▶ **The request**
Every entry needs to be printed exactly, please.

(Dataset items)
++++++++++++++++++++

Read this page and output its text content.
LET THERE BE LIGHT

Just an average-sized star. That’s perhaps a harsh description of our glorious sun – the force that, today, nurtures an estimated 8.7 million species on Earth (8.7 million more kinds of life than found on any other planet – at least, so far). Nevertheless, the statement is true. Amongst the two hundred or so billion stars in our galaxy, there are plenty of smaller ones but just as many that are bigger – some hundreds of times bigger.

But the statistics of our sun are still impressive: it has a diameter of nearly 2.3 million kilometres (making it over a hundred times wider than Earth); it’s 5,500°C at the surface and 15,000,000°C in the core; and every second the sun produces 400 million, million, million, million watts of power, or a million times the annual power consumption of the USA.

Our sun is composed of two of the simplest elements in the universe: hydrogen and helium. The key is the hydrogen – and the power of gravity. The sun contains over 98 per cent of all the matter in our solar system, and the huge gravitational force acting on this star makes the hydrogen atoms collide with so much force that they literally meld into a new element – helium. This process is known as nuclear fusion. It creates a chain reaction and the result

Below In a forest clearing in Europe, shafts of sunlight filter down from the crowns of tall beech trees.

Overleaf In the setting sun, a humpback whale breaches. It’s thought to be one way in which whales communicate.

++++++++++++++++++++

▶ **Solution**
Read this page and output its text content.
LET THERE BE LIGHT

Just an average-sized star. That’s perhaps a harsh description of our glorious sun – the force that, today, nurtures an estimated 8.7 million species on Earth (8.7 million more kinds of life than found on any other planet – at least, so far). Nevertheless, the statement is true. Amongst the two hundred or so billion stars in our galaxy, there are plenty of smaller ones but just as many that are bigger – some hundreds of times bigger.

But the statistics of our sun are still impressive: it has a diameter of nearly 2.3 million kilometres (making it over a hundred times wider than Earth); it’s 5,500°C at the surface and 15,000,000°C in the core; and every second the sun produces 400 million, million, million, million watts of power, or a million times the annual power consumption of the USA.

Our sun is composed of two of the simplest elements in the universe: hydrogen and helium. The key is the hydrogen – and the power of gravity. The sun contains over 98 per cent of all the matter in our solar system, and the huge gravitational force acting on this star makes the hydrogen atoms collide with so much force that they literally meld into a new element – helium. This process is known as nuclear fusion. It creates a chain reaction and the result

Below In a forest clearing in Europe, shafts of sunlight filter down from the crowns of tall beech trees.

Overleaf In the setting sun, a humpback whale breaches. It’s thought to be one way in which whales communicate.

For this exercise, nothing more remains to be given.